==== Input rows

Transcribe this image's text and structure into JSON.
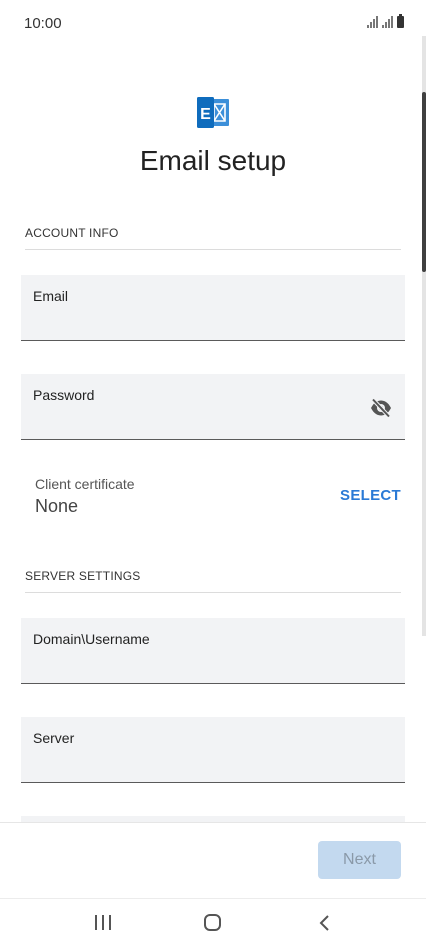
{
  "status_bar": {
    "time": "10:00"
  },
  "header": {
    "title": "Email setup",
    "logo_letter": "E"
  },
  "account_info": {
    "section_label": "ACCOUNT INFO",
    "email_label": "Email",
    "password_label": "Password"
  },
  "certificate": {
    "label": "Client certificate",
    "value": "None",
    "select_label": "SELECT"
  },
  "server_settings": {
    "section_label": "SERVER SETTINGS",
    "domain_label": "Domain\\Username",
    "server_label": "Server"
  },
  "footer": {
    "next_label": "Next"
  },
  "colors": {
    "accent": "#2a7ad6",
    "exchange_blue": "#0f6cbd",
    "field_bg": "#f2f3f5",
    "next_disabled_bg": "#c3d9ef"
  },
  "icons": {
    "logo": "exchange-icon",
    "password_toggle": "eye-off-icon",
    "nav_recents": "recents-icon",
    "nav_home": "home-icon",
    "nav_back": "back-icon"
  }
}
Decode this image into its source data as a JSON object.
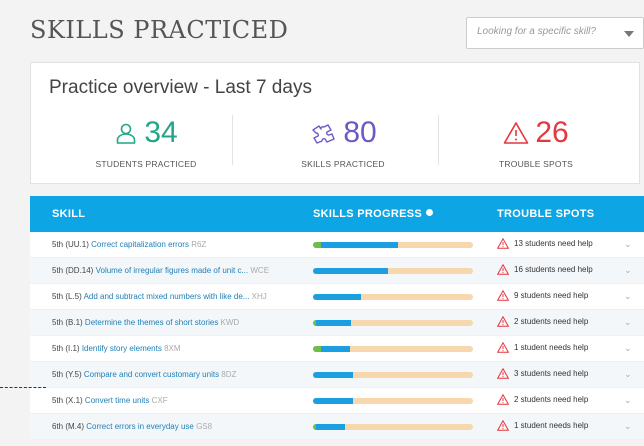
{
  "header": {
    "title": "SKILLS PRACTICED",
    "search_placeholder": "Looking for a specific skill?"
  },
  "overview": {
    "title": "Practice overview - Last 7 days",
    "stats": [
      {
        "value": "34",
        "label": "STUDENTS PRACTICED",
        "icon": "person-icon",
        "color": "#21a687"
      },
      {
        "value": "80",
        "label": "SKILLS PRACTICED",
        "icon": "puzzle-icon",
        "color": "#6b5bc7"
      },
      {
        "value": "26",
        "label": "TROUBLE SPOTS",
        "icon": "warning-icon",
        "color": "#e5373f"
      }
    ]
  },
  "table": {
    "headers": {
      "skill": "SKILL",
      "progress": "SKILLS PROGRESS",
      "trouble": "TROUBLE SPOTS"
    },
    "rows": [
      {
        "grade": "5th (UU.1)",
        "name": "Correct capitalization errors",
        "code": "R6Z",
        "green": 0.05,
        "blue": 0.48,
        "trouble": "13 students need help"
      },
      {
        "grade": "5th (DD.14)",
        "name": "Volume of irregular figures made of unit c...",
        "code": "WCE",
        "green": 0,
        "blue": 0.47,
        "trouble": "16 students need help"
      },
      {
        "grade": "5th (L.5)",
        "name": "Add and subtract mixed numbers with like de...",
        "code": "XHJ",
        "green": 0,
        "blue": 0.3,
        "trouble": "9 students need help"
      },
      {
        "grade": "5th (B.1)",
        "name": "Determine the themes of short stories",
        "code": "KWD",
        "green": 0.02,
        "blue": 0.22,
        "trouble": "2 students need help"
      },
      {
        "grade": "5th (I.1)",
        "name": "Identify story elements",
        "code": "8XM",
        "green": 0.05,
        "blue": 0.18,
        "trouble": "1 student needs help"
      },
      {
        "grade": "5th (Y.5)",
        "name": "Compare and convert customary units",
        "code": "8DZ",
        "green": 0,
        "blue": 0.25,
        "trouble": "3 students need help"
      },
      {
        "grade": "5th (X.1)",
        "name": "Convert time units",
        "code": "CXF",
        "green": 0,
        "blue": 0.25,
        "trouble": "2 students need help"
      },
      {
        "grade": "6th (M.4)",
        "name": "Correct errors in everyday use",
        "code": "GS8",
        "green": 0.02,
        "blue": 0.18,
        "trouble": "1 student needs help"
      }
    ]
  }
}
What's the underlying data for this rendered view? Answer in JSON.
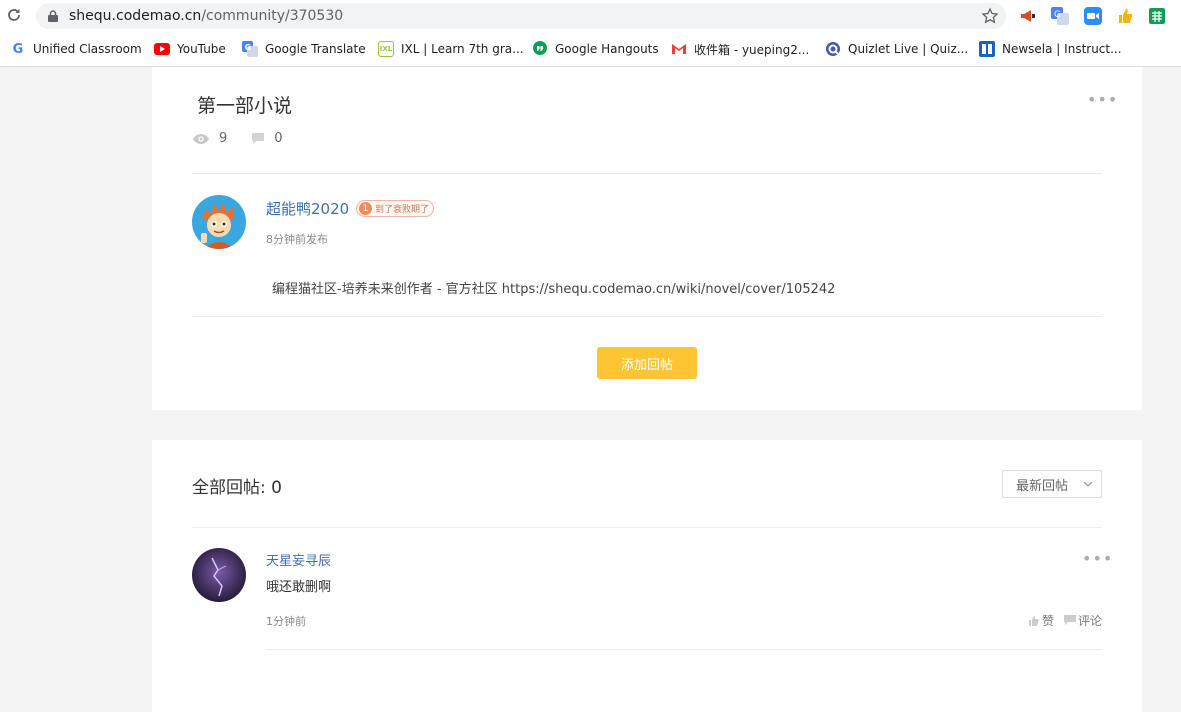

========

Write out the full set of lines verbatim, without the pictures.

Transcribe this image's text and structure into JSON.
{
  "status_bar": {
    "time": "10:00"
  },
  "header": {
    "title": "Email setup",
    "logo_letter": "E"
  },
  "account_info": {
    "section_label": "ACCOUNT INFO",
    "email_label": "Email",
    "password_label": "Password"
  },
  "certificate": {
    "label": "Client certificate",
    "value": "None",
    "select_label": "SELECT"
  },
  "server_settings": {
    "section_label": "SERVER SETTINGS",
    "domain_label": "Domain\\Username",
    "server_label": "Server"
  },
  "footer": {
    "next_label": "Next"
  },
  "colors": {
    "accent": "#2a7ad6",
    "exchange_blue": "#0f6cbd",
    "field_bg": "#f2f3f5",
    "next_disabled_bg": "#c3d9ef"
  },
  "icons": {
    "logo": "exchange-icon",
    "password_toggle": "eye-off-icon",
    "nav_recents": "recents-icon",
    "nav_home": "home-icon",
    "nav_back": "back-icon"
  }
}
Decode this image into its source data as a JSON object.
{
  "header": {
    "title": "SKILLS PRACTICED",
    "search_placeholder": "Looking for a specific skill?"
  },
  "overview": {
    "title": "Practice overview - Last 7 days",
    "stats": [
      {
        "value": "34",
        "label": "STUDENTS PRACTICED",
        "icon": "person-icon",
        "color": "#21a687"
      },
      {
        "value": "80",
        "label": "SKILLS PRACTICED",
        "icon": "puzzle-icon",
        "color": "#6b5bc7"
      },
      {
        "value": "26",
        "label": "TROUBLE SPOTS",
        "icon": "warning-icon",
        "color": "#e5373f"
      }
    ]
  },
  "table": {
    "headers": {
      "skill": "SKILL",
      "progress": "SKILLS PROGRESS",
      "trouble": "TROUBLE SPOTS"
    },
    "rows": [
      {
        "grade": "5th (UU.1)",
        "name": "Correct capitalization errors",
        "code": "R6Z",
        "green": 0.05,
        "blue": 0.48,
        "trouble": "13 students need help"
      },
      {
        "grade": "5th (DD.14)",
        "name": "Volume of irregular figures made of unit c...",
        "code": "WCE",
        "green": 0,
        "blue": 0.47,
        "trouble": "16 students need help"
      },
      {
        "grade": "5th (L.5)",
        "name": "Add and subtract mixed numbers with like de...",
        "code": "XHJ",
        "green": 0,
        "blue": 0.3,
        "trouble": "9 students need help"
      },
      {
        "grade": "5th (B.1)",
        "name": "Determine the themes of short stories",
        "code": "KWD",
        "green": 0.02,
        "blue": 0.22,
        "trouble": "2 students need help"
      },
      {
        "grade": "5th (I.1)",
        "name": "Identify story elements",
        "code": "8XM",
        "green": 0.05,
        "blue": 0.18,
        "trouble": "1 student needs help"
      },
      {
        "grade": "5th (Y.5)",
        "name": "Compare and convert customary units",
        "code": "8DZ",
        "green": 0,
        "blue": 0.25,
        "trouble": "3 students need help"
      },
      {
        "grade": "5th (X.1)",
        "name": "Convert time units",
        "code": "CXF",
        "green": 0,
        "blue": 0.25,
        "trouble": "2 students need help"
      },
      {
        "grade": "6th (M.4)",
        "name": "Correct errors in everyday use",
        "code": "GS8",
        "green": 0.02,
        "blue": 0.18,
        "trouble": "1 student needs help"
      }
    ]
  }
}
What's the underlying data for this rendered view? Answer in JSON.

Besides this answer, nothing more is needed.